→ SELECTED TEXT:
○ ○ ○

|
Recommendations: 17
The most attractive aspects of the far sighted 'Capital Return Plan' IMHO are the recognition that operating with debt, except to fund seasonal peaks,is unwise in the construction industry and secondly that there is an optimal size for the business,now that the UK house building sector has become fairly consolidated. The top 10 players account for over 50% of the output, whilst Persimmon's (PSN) share is 8.5%.
The plan maybe a close copy of Berkeley Group's blueprint, but imitation of the share owner friendly ways of the financially most successful house builder of the past quarter of a century by the second most is the sincerest form of flattery.
I have argued before taken across the economic cycle, a house builder that consistently demonstrates cash generating characteristics - most don't - is a competitive proposition, particularly if purchased when out of favour at or below net asset value (NAV) and so long as the consumer element of the economy is not over heating. In reality that is as often as not. Paradoxically, over the cycle returns are relatively predictable, because latent demand is always there, there is no threat of technological challenge, barriers to entry are high as it takes new competitors decades to acquire the necessary land banks in this cash intensive industry and the supply side situation is almost invariably in favour of the producer over the consumer.
As an example,I purchased my holding in PSN in the Summer of 2000 at 190p a share. At the time it was yielding 6% and had a balance sheet NAV of 200.6p a share. You could describe the contemporary economic scene then as benignly comfortable, yet you could still purchase the shares on a high yield and at a discount to NAV. By Summer 2012, I will have enjoyed a capital return in the form of dividends of 225.7p i.e. 118.7% of the original investment. My investment in rival Bellway at the same time has netted a dividend return of 90% of my starting capital. By comparison Reckitt Benkiser (RB), which I also purchased in 2000 has delivered a dividend return of 139.6% of my starting investment and RB has been a top decile performer in the FTSE100 since the turn of the century with a near quintupling of the dividend from 25.5p to 125p on an elevated staring yield of 5.1%. So my contention is that PSN's record is very good considering the worst housing downturn since the 1920s and is backed up by the fact that NAV has tripled since 2000 to 608p a share without recourse to a rights issue and with net debt extinguished.

○ ○ ○

Retype the stretch of the Persimmon post from "I have argued" through "over the consumer." word for word. The items here have no connection to the Persimmon post.

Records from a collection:

○ ○ ○

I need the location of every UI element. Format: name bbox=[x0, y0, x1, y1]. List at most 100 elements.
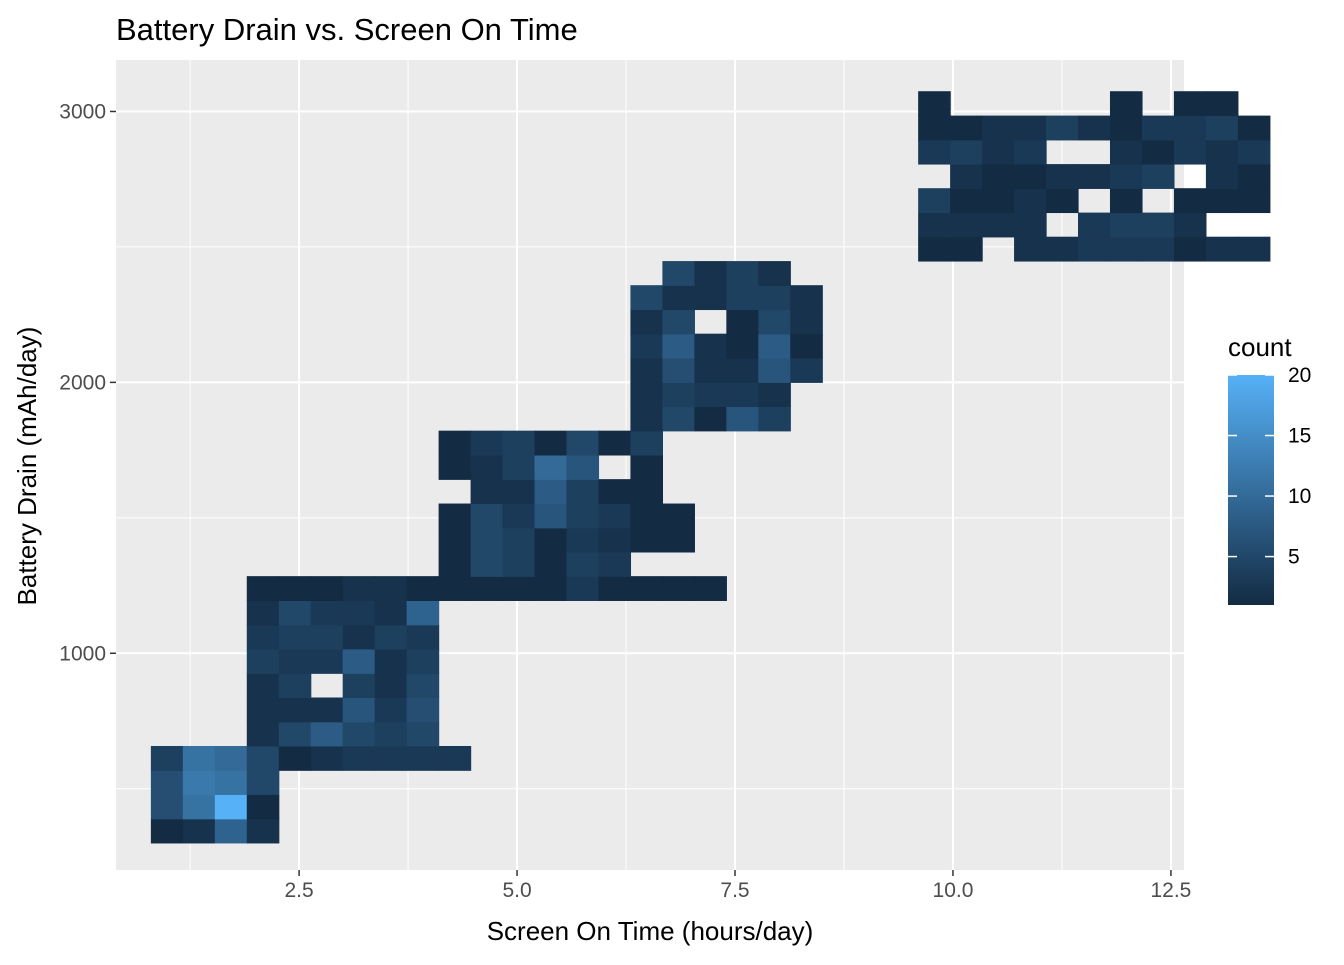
heatmap-tile bbox=[598, 503, 632, 529]
heatmap-tile bbox=[726, 261, 759, 286]
heatmap-tile bbox=[1141, 236, 1175, 262]
heatmap-tile bbox=[630, 430, 663, 456]
x-tick-label: 12.5 bbox=[1150, 879, 1191, 902]
heatmap-tile bbox=[374, 649, 408, 674]
heatmap-tile bbox=[694, 285, 727, 311]
heatmap-tile bbox=[918, 115, 951, 141]
heatmap-tile bbox=[246, 721, 280, 747]
heatmap-tile bbox=[342, 576, 376, 601]
heatmap-tile bbox=[374, 600, 408, 626]
heatmap-tile bbox=[694, 333, 727, 359]
heatmap-tile bbox=[342, 649, 376, 674]
heatmap-tile bbox=[470, 479, 504, 504]
heatmap-tile bbox=[150, 770, 184, 795]
heatmap-tile bbox=[982, 188, 1015, 214]
heatmap-tile bbox=[566, 430, 600, 456]
heatmap-tile bbox=[1237, 115, 1271, 141]
x-tick-label: 10.0 bbox=[933, 879, 974, 902]
heatmap-tile bbox=[662, 503, 695, 529]
heatmap-tile bbox=[438, 576, 472, 601]
heatmap-tile bbox=[406, 721, 440, 747]
heatmap-tile bbox=[1109, 212, 1143, 238]
heatmap-tile bbox=[278, 721, 312, 747]
heatmap-tile bbox=[662, 527, 695, 553]
heatmap-tile bbox=[374, 576, 408, 601]
heatmap-tile bbox=[982, 115, 1015, 141]
heatmap-tile bbox=[342, 600, 376, 626]
heatmap-tile bbox=[278, 624, 312, 650]
heatmap-tile bbox=[150, 745, 184, 771]
heatmap-tile bbox=[1237, 236, 1271, 262]
heatmap-tile bbox=[726, 285, 759, 311]
heatmap-tile bbox=[1014, 188, 1047, 214]
heatmap-tile bbox=[1173, 139, 1207, 165]
heatmap-tile bbox=[406, 673, 440, 698]
y-tick-label: 1000 bbox=[59, 642, 106, 665]
heatmap-tile bbox=[1141, 212, 1175, 238]
heatmap-tile bbox=[1205, 236, 1239, 262]
heatmap-tile bbox=[1141, 139, 1175, 165]
heatmap-tile bbox=[630, 285, 663, 311]
heatmap-tile bbox=[630, 309, 663, 335]
heatmap-tile bbox=[758, 333, 791, 359]
heatmap-tile bbox=[1141, 115, 1175, 141]
heatmap-tile bbox=[246, 576, 280, 601]
heatmap-tile bbox=[502, 576, 536, 601]
heatmap-tile bbox=[278, 697, 312, 723]
heatmap-tile bbox=[150, 818, 184, 844]
heatmap-tile bbox=[662, 576, 695, 601]
heatmap-tile bbox=[1014, 139, 1047, 165]
legend-break-label: 20 bbox=[1288, 364, 1311, 387]
heatmap-tile bbox=[310, 600, 344, 626]
heatmap-tile bbox=[694, 261, 727, 286]
heatmap-tile bbox=[342, 745, 376, 771]
heatmap-tile bbox=[1046, 188, 1079, 214]
x-tick-label: 5.0 bbox=[502, 879, 531, 902]
heatmap-tile bbox=[630, 576, 663, 601]
heatmap-tile bbox=[758, 309, 791, 335]
legend-break-label: 10 bbox=[1288, 485, 1311, 508]
heatmap-tile bbox=[342, 697, 376, 723]
heatmap-tile bbox=[182, 745, 216, 771]
heatmap-tile bbox=[982, 139, 1015, 165]
heatmap-tile bbox=[758, 382, 791, 408]
heatmap-tile bbox=[598, 552, 632, 577]
heatmap-tile bbox=[310, 745, 344, 771]
heatmap-tile bbox=[566, 552, 600, 577]
heatmap-tile bbox=[1237, 164, 1271, 189]
heatmap-tile bbox=[278, 649, 312, 674]
heatmap-tile bbox=[566, 503, 600, 529]
heatmap-tile bbox=[438, 745, 472, 771]
heatmap-tile bbox=[246, 649, 280, 674]
heatmap-tile bbox=[598, 576, 632, 601]
heatmap-tile bbox=[1078, 115, 1111, 141]
heatmap-tile bbox=[310, 649, 344, 674]
heatmap-tile bbox=[1078, 236, 1111, 262]
heatmap-tile bbox=[662, 358, 695, 383]
heatmap-tile bbox=[438, 527, 472, 553]
heatmap-tile bbox=[1237, 188, 1271, 214]
heatmap-tile bbox=[374, 673, 408, 698]
heatmap-tile bbox=[342, 673, 376, 698]
heatmap-tile bbox=[438, 455, 472, 480]
heatmap-tile bbox=[662, 406, 695, 432]
y-tick-label: 3000 bbox=[59, 100, 106, 123]
heatmap-tile bbox=[1046, 164, 1079, 189]
heatmap-tile bbox=[1173, 115, 1207, 141]
heatmap-tile bbox=[1205, 139, 1239, 165]
heatmap-tile bbox=[278, 600, 312, 626]
heatmap-tile bbox=[278, 745, 312, 771]
heatmap-tile bbox=[470, 503, 504, 529]
heatmap-tile bbox=[1109, 236, 1143, 262]
heatmap-tile bbox=[950, 236, 983, 262]
heatmap-tile bbox=[662, 285, 695, 311]
heatmap-tile bbox=[1014, 115, 1047, 141]
heatmap-tile bbox=[694, 406, 727, 432]
heatmap-tile bbox=[598, 430, 632, 456]
heatmap-tile bbox=[150, 794, 184, 820]
heatmap-tile bbox=[406, 624, 440, 650]
heatmap-tile bbox=[502, 503, 536, 529]
heatmap-tile bbox=[406, 697, 440, 723]
heatmap-tile bbox=[1205, 115, 1239, 141]
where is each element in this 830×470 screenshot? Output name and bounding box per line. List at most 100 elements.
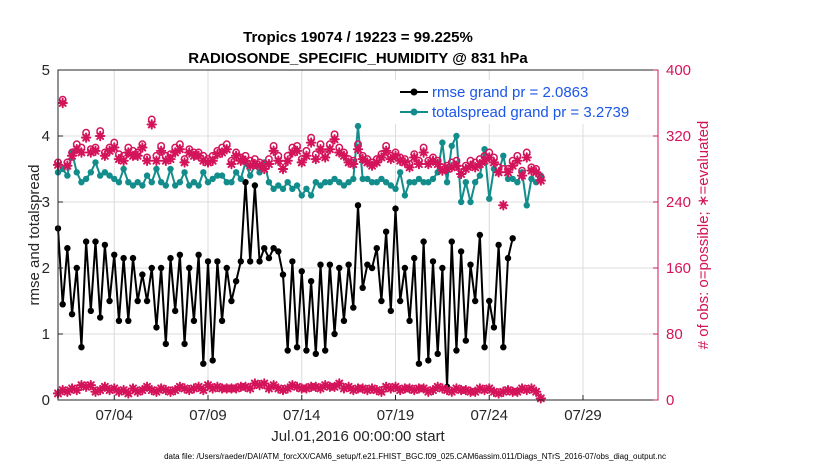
totalspread-point	[467, 198, 474, 206]
obs-evaluated-point	[57, 384, 68, 396]
totalspread-point	[425, 179, 432, 186]
rmse-point	[462, 337, 470, 344]
totalspread-point	[106, 172, 113, 179]
obs-evaluated-point	[212, 381, 223, 392]
rmse-point	[92, 238, 99, 245]
obs-evaluated-point	[404, 383, 415, 394]
totalspread-point	[359, 175, 366, 183]
totalspread-point	[73, 169, 80, 176]
obs-evaluated-point	[399, 157, 411, 168]
obs-evaluated-point	[85, 379, 97, 391]
obs-evaluated-point	[62, 160, 73, 171]
totalspread-point	[509, 175, 516, 183]
rmse-point	[411, 254, 418, 262]
obs-evaluated-point	[174, 381, 186, 392]
obs-evaluated-point	[390, 381, 401, 392]
y-tick-label: 1	[42, 326, 50, 343]
rmse-point	[82, 238, 90, 245]
totalspread-point	[246, 172, 254, 179]
x-tick-label: 07/24	[470, 407, 508, 424]
obs-evaluated-point	[277, 163, 289, 175]
totalspread-point	[420, 179, 427, 186]
rmse-point	[471, 297, 479, 305]
rmse-point	[467, 261, 474, 268]
obs-evaluated-point	[291, 381, 303, 392]
obs-evaluated-point	[334, 147, 345, 158]
obs-evaluated-point	[493, 388, 504, 399]
totalspread-point	[350, 175, 357, 183]
totalspread-point	[284, 179, 291, 186]
obs-evaluated-point	[90, 145, 101, 157]
obs-evaluated-point	[104, 384, 115, 396]
obs-evaluated-point	[296, 157, 307, 168]
rmse-point	[242, 179, 249, 186]
obs-evaluated-point	[319, 152, 331, 163]
obs-evaluated-point	[99, 150, 111, 161]
obs-evaluated-point	[376, 386, 387, 397]
rmse-point	[396, 297, 404, 305]
rmse-point	[246, 258, 254, 265]
totalspread-point	[134, 179, 141, 186]
obs-evaluated-point	[80, 381, 92, 392]
obs-evaluated-point	[329, 381, 340, 392]
obs-evaluated-point	[273, 155, 284, 166]
obs-evaluated-point	[427, 384, 439, 396]
obs-evaluated-point	[193, 150, 204, 161]
rmse-point	[111, 251, 118, 258]
totalspread-point	[453, 132, 460, 140]
obs-evaluated-point	[263, 158, 275, 170]
totalspread-point	[162, 182, 170, 189]
obs-evaluated-point	[132, 386, 143, 397]
rmse-point	[237, 258, 245, 265]
x-tick-label: 07/09	[189, 407, 227, 424]
rmse-point	[303, 347, 310, 354]
obs-evaluated-point	[310, 153, 322, 165]
totalspread-point	[228, 179, 235, 186]
obs-evaluated-point	[254, 160, 265, 171]
rmse-point	[490, 324, 498, 331]
x-tick-label: 07/29	[564, 407, 602, 424]
y-tick-label: 0	[42, 392, 50, 409]
x-tick-label: 07/19	[377, 407, 415, 424]
y-axis-label: rmse and totalspread	[26, 165, 43, 306]
y-tick-label: 4	[42, 128, 50, 145]
totalspread-point	[331, 175, 338, 183]
rmse-point	[129, 254, 137, 262]
totalspread-point	[443, 179, 451, 186]
rmse-point	[153, 324, 160, 331]
totalspread-point	[326, 179, 334, 186]
totalspread-point	[82, 175, 90, 183]
totalspread-point	[214, 172, 221, 179]
obs-evaluated-point	[141, 155, 153, 166]
obs-evaluated-point	[427, 155, 439, 166]
rmse-point	[486, 297, 493, 305]
obs-evaluated-point	[268, 145, 279, 157]
obs-evaluated-point	[357, 383, 368, 394]
data-file-footnote: data file: /Users/raeder/DAI/ATM_forcXX/…	[164, 452, 666, 461]
legend-box	[394, 80, 656, 124]
obs-evaluated-point	[244, 160, 256, 171]
obs-evaluated-point	[165, 386, 176, 397]
obs-evaluated-point	[437, 383, 448, 394]
obs-evaluated-point	[76, 379, 87, 391]
rmse-point	[378, 297, 385, 305]
obs-evaluated-point	[460, 384, 472, 396]
rmse-point	[331, 330, 338, 338]
totalspread-point	[190, 179, 198, 186]
obs-evaluated-point	[451, 383, 462, 394]
totalspread-point	[312, 179, 320, 186]
rmse-point	[232, 278, 240, 285]
totalspread-point	[279, 185, 287, 192]
obs-evaluated-point	[338, 383, 350, 394]
totalspread-point	[143, 172, 151, 179]
totalspread-point	[345, 179, 352, 186]
obs-evaluated-point	[188, 383, 200, 394]
totalspread-point	[101, 169, 109, 176]
obs-evaluated-point	[216, 147, 228, 158]
obs-evaluated-point	[99, 381, 111, 392]
obs-evaluated-point	[423, 386, 434, 397]
obs-evaluated-point	[526, 165, 537, 176]
obs-evaluated-point	[80, 132, 92, 143]
obs-evaluated-point	[146, 384, 157, 396]
totalspread-point	[321, 179, 329, 186]
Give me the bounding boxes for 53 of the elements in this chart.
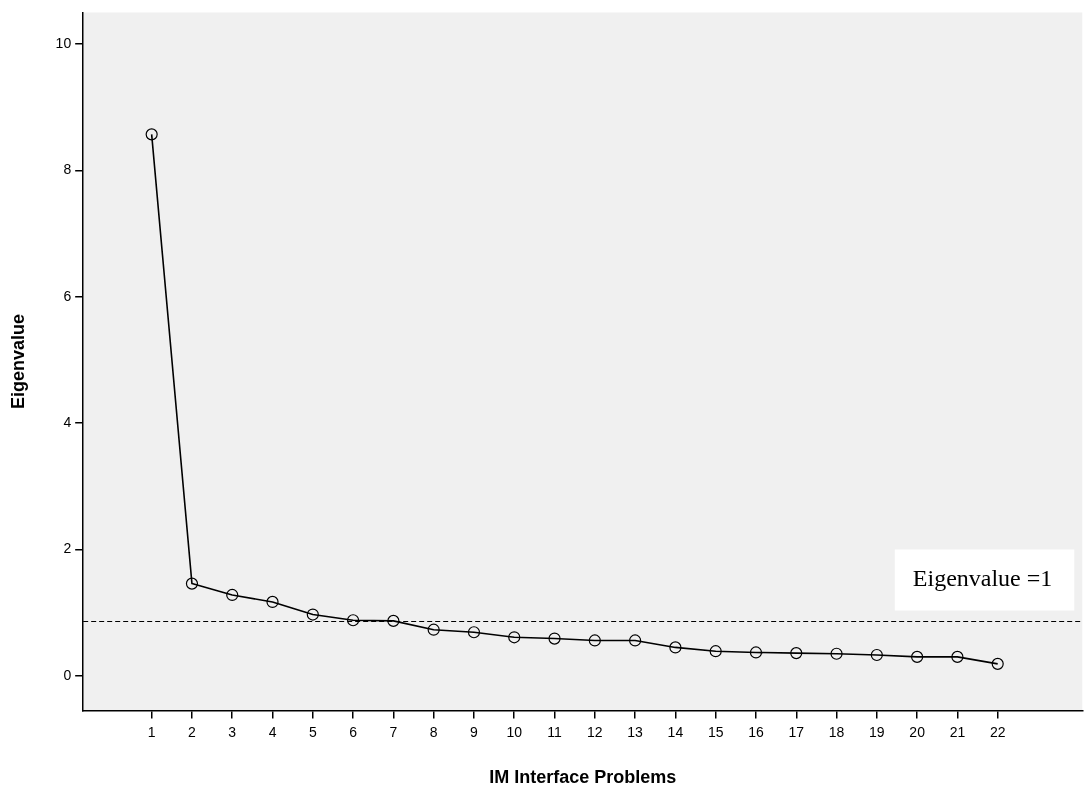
point [991, 657, 1004, 670]
point [347, 614, 360, 627]
point [588, 634, 601, 647]
x-tick-label: 14 [667, 723, 684, 740]
x-tick-label: 1 [147, 723, 156, 740]
point [185, 577, 199, 590]
y-tick-label: 2 [63, 540, 72, 557]
x-tick-label: 15 [707, 723, 724, 740]
point [306, 608, 319, 621]
point [749, 646, 763, 659]
x-tick-label: 11 [547, 723, 563, 740]
x-tick-label: 22 [989, 723, 1006, 740]
x-tick-label: 13 [627, 723, 644, 740]
x-tick-label: 20 [909, 723, 926, 740]
x-tick-label: 12 [587, 723, 603, 740]
x-tick-label: 4 [268, 723, 277, 740]
y-tick-label: 8 [63, 161, 72, 178]
point [911, 650, 924, 663]
point [870, 648, 883, 662]
x-tick-label: 5 [308, 723, 317, 740]
point [830, 647, 843, 660]
x-tick-label: 9 [470, 723, 479, 740]
point [790, 647, 803, 660]
x-tick-label: 2 [188, 723, 197, 740]
point [427, 623, 440, 636]
point [226, 588, 239, 602]
x-tick-label: 19 [869, 723, 885, 740]
y-tick-label: 6 [63, 287, 72, 304]
y-tick-label: 4 [63, 413, 72, 430]
y-axis-title: Eigenvalue [7, 313, 28, 410]
x-tick-label: 17 [788, 723, 805, 740]
ref-line-label: Eigenvalue =1 [912, 564, 1053, 591]
x-tick-label: 16 [748, 723, 764, 740]
point [467, 626, 481, 639]
x-tick-label: 3 [228, 723, 237, 740]
point [548, 632, 561, 645]
x-tick-label: 21 [949, 723, 966, 740]
x-tick-label: 6 [349, 723, 358, 740]
y-tick-label: 10 [55, 34, 72, 51]
point [709, 645, 722, 658]
point [387, 614, 400, 627]
point [145, 128, 158, 141]
y-tick-label: 0 [63, 666, 72, 683]
point [629, 634, 642, 647]
x-tick-label: 8 [429, 723, 438, 740]
point [951, 650, 964, 663]
point [266, 595, 279, 609]
point [669, 641, 682, 654]
x-tick-label: 10 [506, 723, 523, 740]
point [508, 631, 521, 644]
x-tick-label: 18 [828, 723, 845, 740]
x-axis-title: IM Interface Problems [489, 767, 677, 788]
x-tick-label: 7 [389, 723, 398, 740]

○ ○ ○

→ WRITTEN REPLY:
I have argued before taken across the economic cycle, a house builder that consistently demonstrates cash generating characteristics - most don't - is a competitive proposition, particularly if purchased when out of favour at or below net asset value (NAV) and so long as the consumer element of the economy is not over heating. In reality that is as often as not. Paradoxically, over the cycle returns are relatively predictable, because latent demand is always there, there is no threat of technological challenge, barriers to entry are high as it takes new competitors decades to acquire the necessary land banks in this cash intensive industry and the supply side situation is almost invariably in favour of the producer over the consumer.